> **WRITTEN PROBLEM**
Where a line holds "être", copy it.

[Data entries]
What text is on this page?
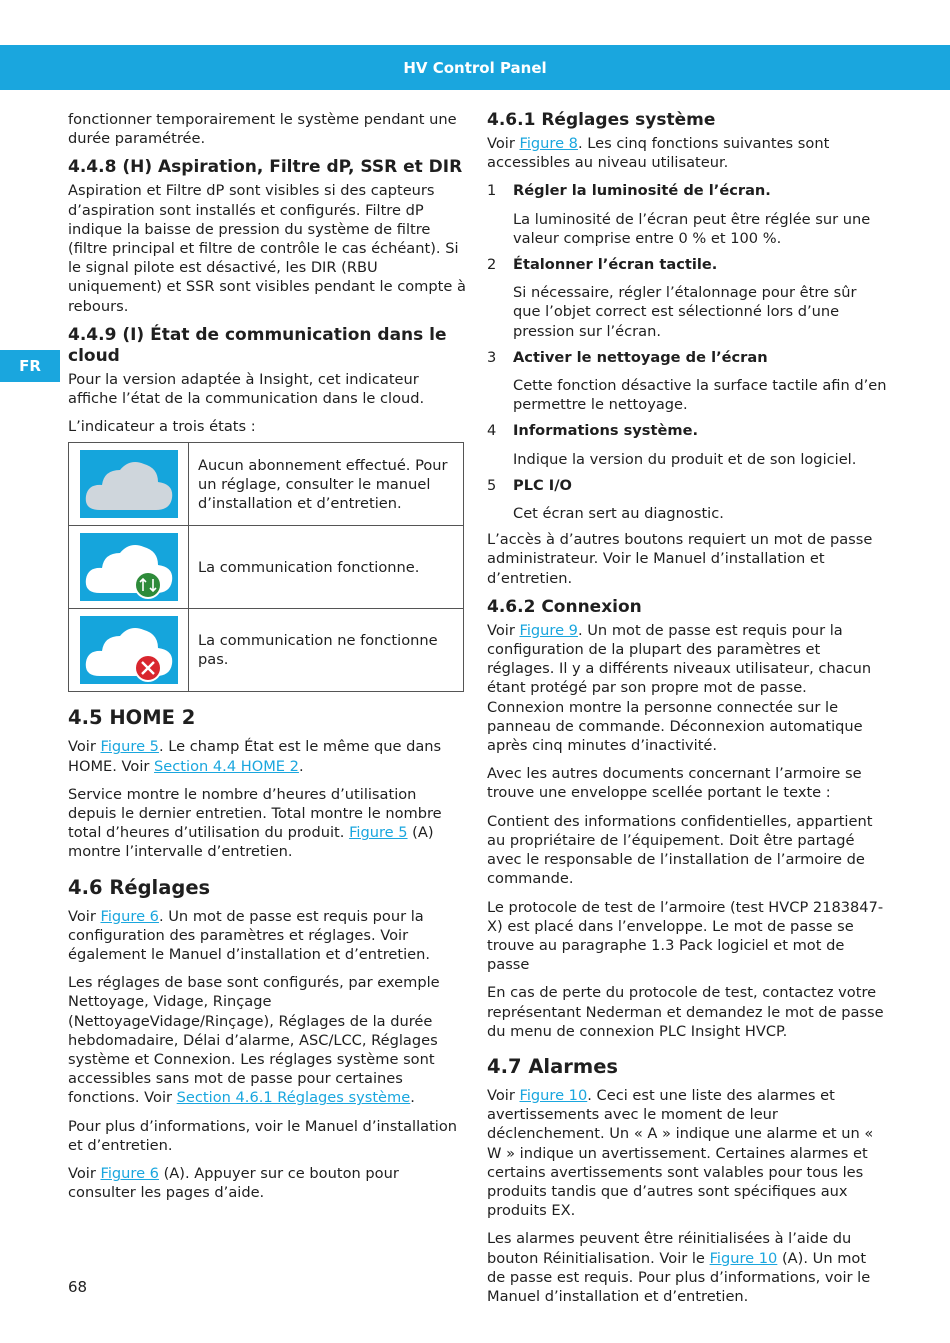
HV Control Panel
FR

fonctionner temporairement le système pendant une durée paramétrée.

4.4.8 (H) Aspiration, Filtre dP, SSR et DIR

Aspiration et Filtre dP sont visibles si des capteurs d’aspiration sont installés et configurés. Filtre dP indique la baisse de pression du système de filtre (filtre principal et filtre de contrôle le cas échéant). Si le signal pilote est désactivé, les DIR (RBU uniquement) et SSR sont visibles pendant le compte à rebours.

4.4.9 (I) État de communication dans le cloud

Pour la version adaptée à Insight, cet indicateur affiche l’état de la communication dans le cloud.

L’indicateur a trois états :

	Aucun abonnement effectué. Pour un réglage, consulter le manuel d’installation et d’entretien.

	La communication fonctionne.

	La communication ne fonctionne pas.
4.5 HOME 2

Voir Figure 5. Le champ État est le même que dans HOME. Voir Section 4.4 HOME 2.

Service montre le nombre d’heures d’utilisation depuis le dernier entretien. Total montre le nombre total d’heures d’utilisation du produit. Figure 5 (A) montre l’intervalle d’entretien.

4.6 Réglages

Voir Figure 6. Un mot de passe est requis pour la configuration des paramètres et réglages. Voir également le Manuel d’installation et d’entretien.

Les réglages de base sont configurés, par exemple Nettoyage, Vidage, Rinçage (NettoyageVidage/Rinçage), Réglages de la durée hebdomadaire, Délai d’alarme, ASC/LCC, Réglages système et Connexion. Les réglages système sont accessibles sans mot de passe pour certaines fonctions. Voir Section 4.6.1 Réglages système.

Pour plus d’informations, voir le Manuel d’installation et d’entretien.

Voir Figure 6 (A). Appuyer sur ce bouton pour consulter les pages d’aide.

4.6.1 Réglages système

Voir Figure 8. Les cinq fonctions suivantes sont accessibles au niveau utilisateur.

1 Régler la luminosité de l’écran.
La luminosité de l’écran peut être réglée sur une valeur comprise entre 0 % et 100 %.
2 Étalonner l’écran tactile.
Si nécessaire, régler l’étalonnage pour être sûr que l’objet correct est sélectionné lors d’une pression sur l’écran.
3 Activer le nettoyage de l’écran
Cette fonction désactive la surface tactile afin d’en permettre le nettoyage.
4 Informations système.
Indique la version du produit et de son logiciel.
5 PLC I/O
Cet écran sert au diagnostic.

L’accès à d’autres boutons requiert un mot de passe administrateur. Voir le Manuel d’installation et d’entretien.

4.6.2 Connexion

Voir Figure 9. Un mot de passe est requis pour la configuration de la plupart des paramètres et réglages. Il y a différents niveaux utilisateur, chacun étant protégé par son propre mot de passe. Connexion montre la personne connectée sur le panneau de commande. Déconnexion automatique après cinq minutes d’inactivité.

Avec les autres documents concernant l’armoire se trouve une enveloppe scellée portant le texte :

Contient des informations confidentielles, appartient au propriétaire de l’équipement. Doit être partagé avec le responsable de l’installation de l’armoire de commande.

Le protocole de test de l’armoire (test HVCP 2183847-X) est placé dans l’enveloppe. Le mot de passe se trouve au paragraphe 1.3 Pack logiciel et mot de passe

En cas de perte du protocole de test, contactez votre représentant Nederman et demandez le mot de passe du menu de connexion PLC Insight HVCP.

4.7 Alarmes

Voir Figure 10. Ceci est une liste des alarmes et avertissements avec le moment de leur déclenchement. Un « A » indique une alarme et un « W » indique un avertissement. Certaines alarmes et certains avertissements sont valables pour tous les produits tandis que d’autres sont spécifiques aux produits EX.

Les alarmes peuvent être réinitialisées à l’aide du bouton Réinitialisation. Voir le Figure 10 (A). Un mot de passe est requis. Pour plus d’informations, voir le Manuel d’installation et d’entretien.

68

> **THE ANSWER**
La luminosité de l’écran peut être réglée sur une valeur comprise entre 0 % et 100 %.
Si nécessaire, régler l’étalonnage pour être sûr que l’objet correct est sélectionné lors d’une pression sur l’écran.
Contient des informations confidentielles, appartient au propriétaire de l’équipement. Doit être partagé avec le responsable de l’installation de l’armoire de commande.
Les alarmes peuvent être réinitialisées à l’aide du bouton Réinitialisation. Voir le Figure 10 (A). Un mot de passe est requis. Pour plus d’informations, voir le Manuel d’installation et d’entretien.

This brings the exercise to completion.